▶ Task prompt
Records follow. Pull out every line that contains "поселение".
━━━━━ Extracted entries
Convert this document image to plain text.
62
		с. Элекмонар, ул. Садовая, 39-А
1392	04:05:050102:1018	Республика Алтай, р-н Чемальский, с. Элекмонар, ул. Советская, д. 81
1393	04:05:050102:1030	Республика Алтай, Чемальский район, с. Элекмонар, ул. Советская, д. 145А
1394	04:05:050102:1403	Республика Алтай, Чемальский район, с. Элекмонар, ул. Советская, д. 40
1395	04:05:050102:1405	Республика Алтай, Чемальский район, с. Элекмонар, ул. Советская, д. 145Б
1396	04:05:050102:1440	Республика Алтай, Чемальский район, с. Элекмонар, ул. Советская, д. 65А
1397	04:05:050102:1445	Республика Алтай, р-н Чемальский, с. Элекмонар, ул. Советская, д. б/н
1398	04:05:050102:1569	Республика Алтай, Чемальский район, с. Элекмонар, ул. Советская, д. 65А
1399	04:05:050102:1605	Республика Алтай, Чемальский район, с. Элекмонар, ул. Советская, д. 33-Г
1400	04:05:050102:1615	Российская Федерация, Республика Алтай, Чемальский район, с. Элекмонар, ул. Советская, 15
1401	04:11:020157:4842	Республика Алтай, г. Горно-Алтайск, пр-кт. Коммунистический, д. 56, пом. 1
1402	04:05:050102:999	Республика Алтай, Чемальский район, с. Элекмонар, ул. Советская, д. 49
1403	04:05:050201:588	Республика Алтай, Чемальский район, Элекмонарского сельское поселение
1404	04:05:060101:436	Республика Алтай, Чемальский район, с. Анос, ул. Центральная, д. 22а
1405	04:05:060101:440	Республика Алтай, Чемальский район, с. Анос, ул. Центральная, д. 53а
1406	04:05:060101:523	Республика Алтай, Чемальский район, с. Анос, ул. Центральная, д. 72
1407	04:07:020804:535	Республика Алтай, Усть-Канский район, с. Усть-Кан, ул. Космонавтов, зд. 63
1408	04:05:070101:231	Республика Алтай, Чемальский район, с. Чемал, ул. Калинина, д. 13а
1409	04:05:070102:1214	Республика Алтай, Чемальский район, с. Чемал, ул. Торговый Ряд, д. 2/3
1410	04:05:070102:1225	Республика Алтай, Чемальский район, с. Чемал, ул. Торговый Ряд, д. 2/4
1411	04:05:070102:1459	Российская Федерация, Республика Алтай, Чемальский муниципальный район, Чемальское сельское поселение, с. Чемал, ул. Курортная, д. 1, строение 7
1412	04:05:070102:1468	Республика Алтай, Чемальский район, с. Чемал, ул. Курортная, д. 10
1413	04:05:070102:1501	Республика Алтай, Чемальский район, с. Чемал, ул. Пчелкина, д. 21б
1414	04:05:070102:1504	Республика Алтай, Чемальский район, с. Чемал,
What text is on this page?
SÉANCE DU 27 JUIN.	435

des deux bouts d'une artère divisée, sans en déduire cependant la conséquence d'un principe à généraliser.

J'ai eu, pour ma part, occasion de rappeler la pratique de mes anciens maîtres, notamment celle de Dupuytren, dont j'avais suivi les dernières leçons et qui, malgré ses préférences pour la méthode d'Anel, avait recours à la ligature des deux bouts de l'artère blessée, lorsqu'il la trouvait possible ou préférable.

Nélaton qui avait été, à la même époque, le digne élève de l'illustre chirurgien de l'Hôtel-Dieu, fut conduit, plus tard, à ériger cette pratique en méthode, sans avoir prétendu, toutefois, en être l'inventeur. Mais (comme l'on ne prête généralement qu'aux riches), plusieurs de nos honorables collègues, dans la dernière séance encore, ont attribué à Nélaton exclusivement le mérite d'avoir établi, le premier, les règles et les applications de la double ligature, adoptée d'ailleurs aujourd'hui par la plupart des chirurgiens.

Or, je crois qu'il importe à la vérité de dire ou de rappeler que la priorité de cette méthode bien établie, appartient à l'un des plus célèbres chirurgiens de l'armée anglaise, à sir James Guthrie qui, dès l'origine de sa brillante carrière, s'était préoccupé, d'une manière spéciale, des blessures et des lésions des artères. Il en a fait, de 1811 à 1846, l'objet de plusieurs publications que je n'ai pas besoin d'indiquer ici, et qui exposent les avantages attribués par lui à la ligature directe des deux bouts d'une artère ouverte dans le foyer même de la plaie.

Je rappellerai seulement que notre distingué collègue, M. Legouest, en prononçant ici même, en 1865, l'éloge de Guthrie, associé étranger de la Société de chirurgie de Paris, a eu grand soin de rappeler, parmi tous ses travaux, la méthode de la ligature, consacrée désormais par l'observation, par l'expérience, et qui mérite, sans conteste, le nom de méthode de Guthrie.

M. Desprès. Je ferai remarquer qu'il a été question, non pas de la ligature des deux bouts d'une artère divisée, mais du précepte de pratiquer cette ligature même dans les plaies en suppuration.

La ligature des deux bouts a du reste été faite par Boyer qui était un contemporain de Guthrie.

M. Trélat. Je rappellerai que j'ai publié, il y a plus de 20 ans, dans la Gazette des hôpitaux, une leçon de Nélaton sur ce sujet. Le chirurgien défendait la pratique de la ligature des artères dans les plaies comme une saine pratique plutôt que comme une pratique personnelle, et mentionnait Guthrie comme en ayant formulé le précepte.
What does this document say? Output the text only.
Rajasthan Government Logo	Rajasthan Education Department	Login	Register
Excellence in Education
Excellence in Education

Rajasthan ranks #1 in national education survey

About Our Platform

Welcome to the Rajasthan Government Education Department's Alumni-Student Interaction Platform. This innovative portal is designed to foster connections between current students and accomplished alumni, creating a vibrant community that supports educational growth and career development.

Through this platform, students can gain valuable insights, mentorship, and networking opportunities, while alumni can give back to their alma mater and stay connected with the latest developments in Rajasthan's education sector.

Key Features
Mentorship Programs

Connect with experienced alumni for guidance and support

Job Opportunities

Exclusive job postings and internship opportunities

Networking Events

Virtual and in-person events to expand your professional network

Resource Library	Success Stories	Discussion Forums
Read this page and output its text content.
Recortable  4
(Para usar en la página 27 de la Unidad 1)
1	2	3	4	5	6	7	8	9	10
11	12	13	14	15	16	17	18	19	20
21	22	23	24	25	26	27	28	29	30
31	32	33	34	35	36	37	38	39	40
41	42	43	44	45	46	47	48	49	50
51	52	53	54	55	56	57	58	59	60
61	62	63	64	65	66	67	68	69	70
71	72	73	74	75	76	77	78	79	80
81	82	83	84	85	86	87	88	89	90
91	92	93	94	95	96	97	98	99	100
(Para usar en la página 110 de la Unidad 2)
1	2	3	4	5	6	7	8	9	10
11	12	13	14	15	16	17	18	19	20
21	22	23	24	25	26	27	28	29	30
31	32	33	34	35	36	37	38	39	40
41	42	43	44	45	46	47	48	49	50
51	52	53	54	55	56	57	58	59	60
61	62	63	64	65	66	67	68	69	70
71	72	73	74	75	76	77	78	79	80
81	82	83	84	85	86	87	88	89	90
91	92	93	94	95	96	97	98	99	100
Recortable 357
━━━━━━━━━━
▶ Worked answer
1403	04:05:050201:588	Республика Алтай, Чемальский район, Элекмонарского сельское поселение
1411	04:05:070102:1459	Российская Федерация, Республика Алтай, Чемальский муниципальный район, Чемальское сельское поселение, с. Чемал, ул. Курортная, д. 1, строение 7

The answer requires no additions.